§ Goal:
Without including any pictures, copy each entry below exactly.

[Data tied to figure images]
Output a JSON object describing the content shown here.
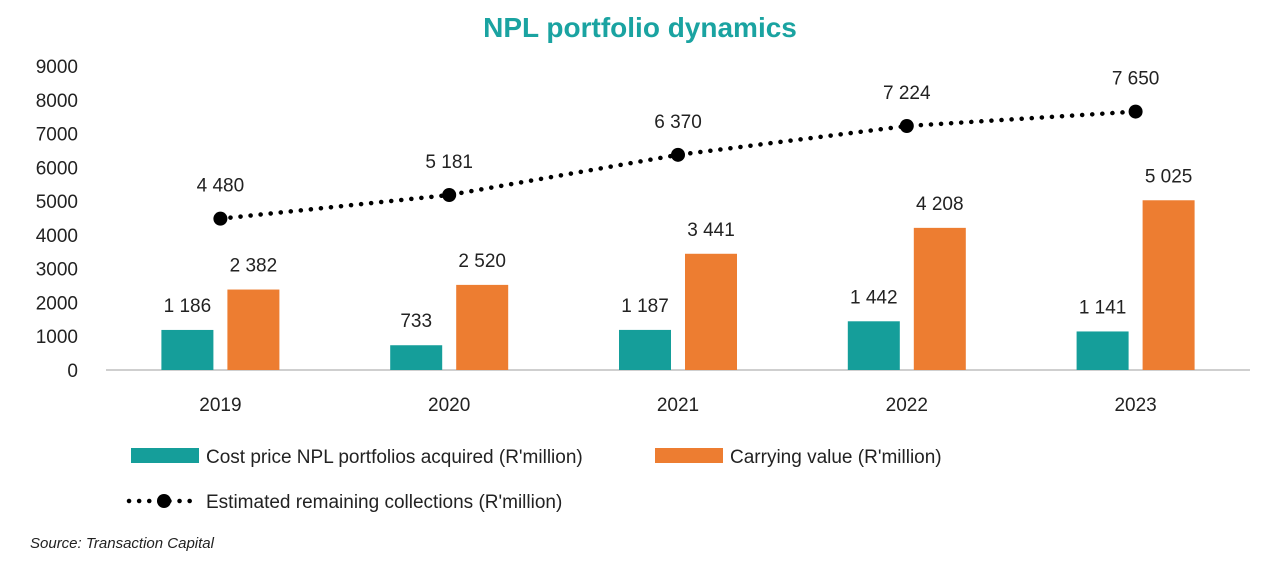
{
  "chart_data": {
    "type": "bar",
    "title": "NPL portfolio dynamics",
    "categories": [
      "2019",
      "2020",
      "2021",
      "2022",
      "2023"
    ],
    "ylim": [
      0,
      9000
    ],
    "yticks": [
      0,
      1000,
      2000,
      3000,
      4000,
      5000,
      6000,
      7000,
      8000,
      9000
    ],
    "series": [
      {
        "name": "Cost price NPL portfolios acquired (R'million)",
        "kind": "bar",
        "color": "#159e9a",
        "values": [
          1186,
          733,
          1187,
          1442,
          1141
        ],
        "labels": [
          "1 186",
          "733",
          "1 187",
          "1 442",
          "1 141"
        ]
      },
      {
        "name": "Carrying value (R'million)",
        "kind": "bar",
        "color": "#ed7d31",
        "values": [
          2382,
          2520,
          3441,
          4208,
          5025
        ],
        "labels": [
          "2 382",
          "2 520",
          "3 441",
          "4 208",
          "5 025"
        ]
      },
      {
        "name": "Estimated remaining collections (R'million)",
        "kind": "line",
        "style": "dotted",
        "color": "#000000",
        "values": [
          4480,
          5181,
          6370,
          7224,
          7650
        ],
        "labels": [
          "4 480",
          "5 181",
          "6 370",
          "7 224",
          "7 650"
        ]
      }
    ],
    "title_color": "#1aa3a1",
    "axis_color": "#bfbfbf",
    "legend_position": "bottom",
    "source": "Source: Transaction Capital"
  }
}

§ Written solution:
Output a JSON object describing the content shown here.
{
  "chart_data": {
    "type": "bar",
    "title": "NPL portfolio dynamics",
    "categories": [
      "2019",
      "2020",
      "2021",
      "2022",
      "2023"
    ],
    "ylim": [
      0,
      9000
    ],
    "yticks": [
      0,
      1000,
      2000,
      3000,
      4000,
      5000,
      6000,
      7000,
      8000,
      9000
    ],
    "series": [
      {
        "name": "Cost price NPL portfolios acquired (R'million)",
        "kind": "bar",
        "color": "#159e9a",
        "values": [
          1186,
          733,
          1187,
          1442,
          1141
        ],
        "labels": [
          "1 186",
          "733",
          "1 187",
          "1 442",
          "1 141"
        ]
      },
      {
        "name": "Carrying value (R'million)",
        "kind": "bar",
        "color": "#ed7d31",
        "values": [
          2382,
          2520,
          3441,
          4208,
          5025
        ],
        "labels": [
          "2 382",
          "2 520",
          "3 441",
          "4 208",
          "5 025"
        ]
      },
      {
        "name": "Estimated remaining collections (R'million)",
        "kind": "line",
        "style": "dotted",
        "color": "#000000",
        "values": [
          4480,
          5181,
          6370,
          7224,
          7650
        ],
        "labels": [
          "4 480",
          "5 181",
          "6 370",
          "7 224",
          "7 650"
        ]
      }
    ],
    "title_color": "#1aa3a1",
    "axis_color": "#bfbfbf",
    "legend_position": "bottom",
    "source": "Source: Transaction Capital"
  }
}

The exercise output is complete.